- _PASSAGE SHOWN_
____

Table 2 shows the association of APRI and FIB-4 at the last available visit with all-cause mortality in HCV/HIV-co-infected women receiving HAART, using Cox proportional hazard regression models. Of the 450 HCV/HIV-co-infected women in Table 1, relevant covariates and adequate follow-up in the WIHS study beyond the date of their initial fibrosis marker measurements were available in 422, of whom 186 were known to have died. Analysis of all-cause mortality was performed in these 422 women. Data are expressed as hazard ratios and their associated 95% confidence intervals (95% CI). We first developed a ‘null’ model that included HIV-related covariates known to be related to all-cause mortality, including pre-HAART nadir and current CD4 cell counts, log10 pre-HAART peak and current HIV viral load and clinical AIDS pre-HAART. Among these, current CD4 cell counts less than 200 cells/µl and current HIV viral load were significantly associated with all-cause mortality. Addition of APRI or FIB-4 to the model demonstrated that these liver fibrosis markers were independent and significant predictors of all-cause mortality (Table 2). When modeled as a categorical variable, APRI marker levels more than 1.5 (severe fibrosis) were significantly associated with an increased risk of all-cause mortality (hazard ratio 2.78, 95%CI 1.87–4.12), compared with women with low APRI (<0.5, mild fibrosis) levels. Furthermore, women categorized with FIB-4 marker levels more than 3.25 (severe fibrosis) had significantly increased risk of all-cause mortality, compared with women with low FIB-4 (<1.5) levels (hazard ratio 2.58, 95% CI, 1.68–3.95). For the categorical expressions of APRI and FIB-4, only the highest of the three fibrosis levels (severe fibrosis) was significantly associated with increased all-cause mortality (Table 2).

____

- _DATASET_

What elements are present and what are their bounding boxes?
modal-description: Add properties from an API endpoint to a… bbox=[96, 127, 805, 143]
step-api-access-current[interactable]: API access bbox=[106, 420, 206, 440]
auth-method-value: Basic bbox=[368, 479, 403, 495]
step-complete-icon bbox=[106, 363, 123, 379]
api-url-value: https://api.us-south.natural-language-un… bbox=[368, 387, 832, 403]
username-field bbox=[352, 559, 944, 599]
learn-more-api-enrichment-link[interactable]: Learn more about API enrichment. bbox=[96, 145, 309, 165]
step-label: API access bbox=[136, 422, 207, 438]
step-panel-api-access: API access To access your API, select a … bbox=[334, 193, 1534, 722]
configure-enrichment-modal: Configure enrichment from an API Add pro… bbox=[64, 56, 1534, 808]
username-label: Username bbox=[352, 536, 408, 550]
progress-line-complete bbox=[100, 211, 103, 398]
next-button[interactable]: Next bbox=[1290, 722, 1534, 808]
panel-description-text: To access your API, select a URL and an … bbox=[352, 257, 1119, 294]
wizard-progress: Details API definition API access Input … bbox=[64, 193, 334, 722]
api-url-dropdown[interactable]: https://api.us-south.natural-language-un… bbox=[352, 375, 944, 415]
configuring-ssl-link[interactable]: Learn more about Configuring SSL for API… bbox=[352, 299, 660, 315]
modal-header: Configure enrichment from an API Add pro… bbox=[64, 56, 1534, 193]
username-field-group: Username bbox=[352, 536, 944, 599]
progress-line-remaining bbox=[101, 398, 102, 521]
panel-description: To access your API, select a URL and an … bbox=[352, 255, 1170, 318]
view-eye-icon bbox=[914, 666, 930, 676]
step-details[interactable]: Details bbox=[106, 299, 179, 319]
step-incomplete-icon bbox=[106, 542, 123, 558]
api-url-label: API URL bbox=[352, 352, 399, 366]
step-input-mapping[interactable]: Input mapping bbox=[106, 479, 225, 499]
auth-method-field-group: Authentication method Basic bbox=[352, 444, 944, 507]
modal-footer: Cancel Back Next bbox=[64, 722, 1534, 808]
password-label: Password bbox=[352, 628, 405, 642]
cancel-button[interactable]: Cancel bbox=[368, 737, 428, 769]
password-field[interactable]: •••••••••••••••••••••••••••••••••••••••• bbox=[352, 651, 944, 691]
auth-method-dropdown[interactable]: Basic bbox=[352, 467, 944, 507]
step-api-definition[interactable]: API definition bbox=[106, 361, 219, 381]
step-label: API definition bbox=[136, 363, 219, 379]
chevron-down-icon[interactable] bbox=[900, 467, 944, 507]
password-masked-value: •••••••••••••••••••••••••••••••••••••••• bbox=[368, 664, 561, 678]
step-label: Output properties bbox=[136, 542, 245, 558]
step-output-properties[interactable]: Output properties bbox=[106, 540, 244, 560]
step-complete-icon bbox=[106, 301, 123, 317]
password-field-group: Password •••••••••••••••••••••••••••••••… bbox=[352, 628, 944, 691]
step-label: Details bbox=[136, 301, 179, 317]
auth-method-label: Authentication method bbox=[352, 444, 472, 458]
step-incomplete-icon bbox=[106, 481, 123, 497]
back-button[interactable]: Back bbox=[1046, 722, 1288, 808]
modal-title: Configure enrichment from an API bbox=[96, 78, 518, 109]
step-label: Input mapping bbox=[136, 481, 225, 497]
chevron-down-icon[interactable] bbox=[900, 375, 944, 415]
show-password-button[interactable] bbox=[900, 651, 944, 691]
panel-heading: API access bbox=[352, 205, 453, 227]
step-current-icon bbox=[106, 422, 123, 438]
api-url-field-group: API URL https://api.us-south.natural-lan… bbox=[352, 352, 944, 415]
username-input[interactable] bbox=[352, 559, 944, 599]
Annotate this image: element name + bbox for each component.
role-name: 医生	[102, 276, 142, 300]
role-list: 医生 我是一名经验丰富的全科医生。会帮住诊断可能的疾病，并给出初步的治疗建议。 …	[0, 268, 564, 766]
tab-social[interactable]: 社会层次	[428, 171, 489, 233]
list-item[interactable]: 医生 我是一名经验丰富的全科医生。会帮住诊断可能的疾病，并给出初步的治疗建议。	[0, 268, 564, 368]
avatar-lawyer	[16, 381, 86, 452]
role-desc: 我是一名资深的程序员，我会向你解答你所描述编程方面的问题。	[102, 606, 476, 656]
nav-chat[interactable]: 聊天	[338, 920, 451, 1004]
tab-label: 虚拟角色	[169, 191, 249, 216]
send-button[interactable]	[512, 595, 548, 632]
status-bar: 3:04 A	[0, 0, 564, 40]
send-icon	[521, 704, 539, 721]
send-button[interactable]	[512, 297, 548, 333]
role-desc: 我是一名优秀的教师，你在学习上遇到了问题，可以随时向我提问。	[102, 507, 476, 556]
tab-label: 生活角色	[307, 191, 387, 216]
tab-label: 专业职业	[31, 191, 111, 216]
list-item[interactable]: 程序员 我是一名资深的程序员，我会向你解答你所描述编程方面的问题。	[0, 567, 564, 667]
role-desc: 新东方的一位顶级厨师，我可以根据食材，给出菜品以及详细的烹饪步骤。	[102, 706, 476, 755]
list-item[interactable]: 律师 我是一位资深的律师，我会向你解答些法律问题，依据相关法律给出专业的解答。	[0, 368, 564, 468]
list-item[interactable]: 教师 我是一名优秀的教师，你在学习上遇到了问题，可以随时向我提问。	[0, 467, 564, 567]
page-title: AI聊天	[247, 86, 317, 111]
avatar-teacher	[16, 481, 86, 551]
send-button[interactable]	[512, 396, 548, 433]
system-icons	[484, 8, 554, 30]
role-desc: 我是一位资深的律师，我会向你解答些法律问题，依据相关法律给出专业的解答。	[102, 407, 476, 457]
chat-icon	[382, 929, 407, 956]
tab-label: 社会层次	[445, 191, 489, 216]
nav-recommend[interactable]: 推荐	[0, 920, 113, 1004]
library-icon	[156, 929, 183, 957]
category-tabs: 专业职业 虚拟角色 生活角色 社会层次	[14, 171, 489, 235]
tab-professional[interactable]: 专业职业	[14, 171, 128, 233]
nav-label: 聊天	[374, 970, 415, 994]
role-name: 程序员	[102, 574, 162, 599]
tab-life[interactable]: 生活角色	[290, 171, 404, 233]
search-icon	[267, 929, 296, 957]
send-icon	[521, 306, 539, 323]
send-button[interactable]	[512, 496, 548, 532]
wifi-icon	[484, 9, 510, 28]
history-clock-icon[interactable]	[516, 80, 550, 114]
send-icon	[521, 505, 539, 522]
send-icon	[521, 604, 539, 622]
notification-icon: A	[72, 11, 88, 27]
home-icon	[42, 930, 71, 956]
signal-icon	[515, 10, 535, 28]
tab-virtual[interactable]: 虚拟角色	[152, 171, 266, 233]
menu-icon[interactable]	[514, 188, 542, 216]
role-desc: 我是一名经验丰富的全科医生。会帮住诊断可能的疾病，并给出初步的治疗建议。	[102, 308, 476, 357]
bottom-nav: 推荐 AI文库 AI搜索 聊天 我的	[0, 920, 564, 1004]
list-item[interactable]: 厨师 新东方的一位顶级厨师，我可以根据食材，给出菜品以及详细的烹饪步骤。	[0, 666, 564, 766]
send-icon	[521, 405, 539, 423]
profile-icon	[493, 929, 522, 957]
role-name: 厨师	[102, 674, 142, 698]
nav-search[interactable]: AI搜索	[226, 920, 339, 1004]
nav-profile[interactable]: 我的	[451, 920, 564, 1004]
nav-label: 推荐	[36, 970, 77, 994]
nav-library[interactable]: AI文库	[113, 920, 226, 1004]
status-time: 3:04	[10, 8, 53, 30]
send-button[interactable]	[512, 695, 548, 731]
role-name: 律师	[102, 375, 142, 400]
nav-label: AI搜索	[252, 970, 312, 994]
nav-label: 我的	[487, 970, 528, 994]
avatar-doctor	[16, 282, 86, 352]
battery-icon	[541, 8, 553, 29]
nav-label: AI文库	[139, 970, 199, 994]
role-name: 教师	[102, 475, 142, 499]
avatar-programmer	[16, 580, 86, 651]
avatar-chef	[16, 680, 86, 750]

____

- _QUESTIONS ON THE MATERIAL_
**A.** In the passage on liver fibrosis markers and death in HCV/HIV-co-infected women, how many of the 422 women analyzed were known to have died?
**B.** Continue the passage on liver fibrosis markers and death in HCV/HIV-co-infected women from its last sentence.

- _RESPONSES IN ORDER_
**A.** 186

**B.**
Table 2.

Relative hazard ratios for all-cause mortality with 95% confidence interval conditional on survival to age 35 years among HIV/hepatitis C virus-co-infected Women’s Interagency HIV Study participants receiving HAART (n = 422 with 186 deaths).

Null model Adding APRI to
the model
Adding FIB-4 to
the model
(a) Categorical variablea
   Pre-HAART nadir CD4 cell counts (cells/µl)
     <100 0.80 (0.46–1.40) 0.90 (0.52–1.57) 0.88 (0.50–1.54)
     100–200 1.11 (0.67–1.85) 1.13 (0.68–1.88) 1.11 (0.67–1.85)
     200–350 0.89 (0.55–1.45) 0.93 (0.57–1.53) 0.94 (0.57,1.53)
     >350 1.00 (ref) 1.00 (ref) 1.00 (ref)
   Pre-HAART peak HIV viral load, per log10 increase) 1.15 (0.92–1.44) 1.19 (0.94–1.49) 1.14 (0.91,1.43)
   Clinical AIDS prior to HAART 1.22 (0.89–1.69) 1.19 (0.86–1.64) 1.24 (0.90,1.71)
   ART use prior to HAART 1.14 (0.79–1.66) 1.10 (0.76–1.60) 1.09 (0.75–1.58)
   Current CD4 cell count (cells/µl)
     <100 5.35 (3.30–8.66) 4.25 (2.60–6.96) 4.02 (2.44–6.63)
     100–200 1.79 (1.09–2.93) 1.46 (0.89–2.40) 1.39 (0.84–2.30)
     200–350 1.44 (0.92–2.26) 1.38 (0.88–2.16) 1.29 (0.82–2.03)
     >350 1.00 (reference) 1.00 (reference) 1.00 (reference)
   Current HIV viral load, per log10 increase 1.22 (1.06–1.39) 1.22 (1.07–1.39) 1.20 (1.05–1.37)
   Average alcohol use over previous 3 years (drinks/week)
     ≥14 0.96 (0.49–1.85) 0.76 (0.39–1.50) 0.84 (0.43–1.64)
     3–13 0.83 (0.54–1.27) 0.85 (0.56–1.30) 0.85 (0.56–1.29)
     1–2 0.70 (0.49–0.99) 0.68 (0.48–0.97) 0.71 (0.50–1.00)
     0 1.00 (reference) 1.00 (reference) 1.00 (reference)
   Diabetes mellitus 0.97 (0.62–1.53) 0.86 (0.55–1.36) 0.90 (0.57–1.43)
   Current IVDU 1.37 (0.84–2.24) 1.34 (0.81–2.20) 1.28 (0.78–2.10)
   Current (last available) APRI
     Mild, <0.5 1.00 (reference)
     Moderate, 0.5–1.5 1.01 (0.69–1.47)
     Severe, >1.5 2.78 (1.87–4.12)
   Current (last available) FIB-4
     Mild, <1.5 1.00 (reference)
     Moderate, 1.5–3.25 1.09 (0.71–1.67)
     Severe, >3.25 2.58 (1.68–3.95)
−2 LLa 1576.86 1542.17 1546.57
(b) Continuous variable      HR

   Current (last available) APRI, per 0.25 increase from the index visit median of 0.59      1.19 (1.12–1.26)
   Current (last available) FIB-4, per 0.5 increase from the index visit median of 1.66      1.22 (1.16–1.29)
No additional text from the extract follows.